* [What the task requires]:
Every record must be repeated exactly, with no omission.

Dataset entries
>> START

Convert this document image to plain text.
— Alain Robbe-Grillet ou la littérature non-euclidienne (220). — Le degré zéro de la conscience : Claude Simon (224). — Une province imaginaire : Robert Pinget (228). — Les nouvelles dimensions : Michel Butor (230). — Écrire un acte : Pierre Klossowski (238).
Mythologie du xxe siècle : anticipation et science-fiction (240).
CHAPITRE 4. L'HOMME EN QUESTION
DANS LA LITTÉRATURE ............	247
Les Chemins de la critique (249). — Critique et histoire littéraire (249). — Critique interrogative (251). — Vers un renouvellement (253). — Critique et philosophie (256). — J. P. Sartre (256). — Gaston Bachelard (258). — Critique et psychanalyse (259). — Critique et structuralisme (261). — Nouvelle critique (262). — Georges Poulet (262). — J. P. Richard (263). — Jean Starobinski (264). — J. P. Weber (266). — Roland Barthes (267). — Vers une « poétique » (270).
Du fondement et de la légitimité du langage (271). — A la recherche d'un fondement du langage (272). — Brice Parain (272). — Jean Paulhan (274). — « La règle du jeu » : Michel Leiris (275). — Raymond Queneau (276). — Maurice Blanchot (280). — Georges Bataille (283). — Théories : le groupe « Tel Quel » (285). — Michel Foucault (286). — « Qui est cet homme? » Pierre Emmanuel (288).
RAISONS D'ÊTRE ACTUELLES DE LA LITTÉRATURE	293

>> END

* [Solution to this task]:
Convert this document image to plain text.
— Alain Robbe-Grillet ou la littérature non-euclidienne (220). — Le degré zéro de la conscience : Claude Simon (224). — Une province imaginaire : Robert Pinget (228). — Les nouvelles dimensions : Michel Butor (230). — Écrire un acte : Pierre Klossowski (238).
Mythologie du xxe siècle : anticipation et science-fiction (240).
CHAPITRE 4. L'HOMME EN QUESTION
DANS LA LITTÉRATURE ............	247
Les Chemins de la critique (249). — Critique et histoire littéraire (249). — Critique interrogative (251). — Vers un renouvellement (253). — Critique et philosophie (256). — J. P. Sartre (256). — Gaston Bachelard (258). — Critique et psychanalyse (259). — Critique et structuralisme (261). — Nouvelle critique (262). — Georges Poulet (262). — J. P. Richard (263). — Jean Starobinski (264). — J. P. Weber (266). — Roland Barthes (267). — Vers une « poétique » (270).
Du fondement et de la légitimité du langage (271). — A la recherche d'un fondement du langage (272). — Brice Parain (272). — Jean Paulhan (274). — « La règle du jeu » : Michel Leiris (275). — Raymond Queneau (276). — Maurice Blanchot (280). — Georges Bataille (283). — Théories : le groupe « Tel Quel » (285). — Michel Foucault (286). — « Qui est cet homme? » Pierre Emmanuel (288).
RAISONS D'ÊTRE ACTUELLES DE LA LITTÉRATURE	293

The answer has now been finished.